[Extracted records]
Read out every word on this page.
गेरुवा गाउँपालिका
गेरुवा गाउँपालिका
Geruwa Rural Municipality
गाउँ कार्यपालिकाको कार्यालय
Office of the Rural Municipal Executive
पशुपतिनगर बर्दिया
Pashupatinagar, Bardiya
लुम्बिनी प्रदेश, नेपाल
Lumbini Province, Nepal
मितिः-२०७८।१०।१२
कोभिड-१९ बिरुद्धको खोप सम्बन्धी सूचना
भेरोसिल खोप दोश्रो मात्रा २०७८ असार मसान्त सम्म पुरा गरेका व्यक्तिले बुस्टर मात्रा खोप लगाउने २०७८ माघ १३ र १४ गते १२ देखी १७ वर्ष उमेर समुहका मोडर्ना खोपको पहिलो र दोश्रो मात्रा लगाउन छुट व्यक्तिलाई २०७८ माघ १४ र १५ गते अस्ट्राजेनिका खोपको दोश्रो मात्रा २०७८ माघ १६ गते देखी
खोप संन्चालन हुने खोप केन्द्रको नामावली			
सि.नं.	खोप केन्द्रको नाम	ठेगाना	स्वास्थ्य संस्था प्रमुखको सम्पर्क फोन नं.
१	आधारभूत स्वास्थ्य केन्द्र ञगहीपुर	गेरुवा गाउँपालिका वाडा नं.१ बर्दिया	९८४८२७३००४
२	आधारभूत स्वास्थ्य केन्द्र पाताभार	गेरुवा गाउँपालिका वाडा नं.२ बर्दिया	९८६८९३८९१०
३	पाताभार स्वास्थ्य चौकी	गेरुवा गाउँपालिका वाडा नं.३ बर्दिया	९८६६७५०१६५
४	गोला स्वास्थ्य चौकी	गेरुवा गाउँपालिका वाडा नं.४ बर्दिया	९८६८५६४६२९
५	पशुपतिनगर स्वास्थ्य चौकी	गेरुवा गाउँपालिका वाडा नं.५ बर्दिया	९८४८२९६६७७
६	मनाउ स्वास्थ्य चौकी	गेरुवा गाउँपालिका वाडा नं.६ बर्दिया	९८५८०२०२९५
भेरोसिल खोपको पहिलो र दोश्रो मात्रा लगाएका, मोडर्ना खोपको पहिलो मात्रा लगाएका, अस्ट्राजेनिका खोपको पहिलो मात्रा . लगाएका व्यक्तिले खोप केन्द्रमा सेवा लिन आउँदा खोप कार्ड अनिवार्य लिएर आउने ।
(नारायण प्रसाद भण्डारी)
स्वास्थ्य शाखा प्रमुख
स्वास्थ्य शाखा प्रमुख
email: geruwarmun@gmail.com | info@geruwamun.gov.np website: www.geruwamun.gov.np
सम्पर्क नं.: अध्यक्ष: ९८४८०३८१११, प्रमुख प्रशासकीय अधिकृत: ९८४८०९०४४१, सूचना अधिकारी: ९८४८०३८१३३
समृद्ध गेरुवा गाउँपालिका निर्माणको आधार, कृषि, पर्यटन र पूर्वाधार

_TASK BRIEF_
Gather up every line in the data above that contains the word "Rural", copying each one.

_SOLUTION BELOW_
Geruwa Rural Municipality
Office of the Rural Municipal Executive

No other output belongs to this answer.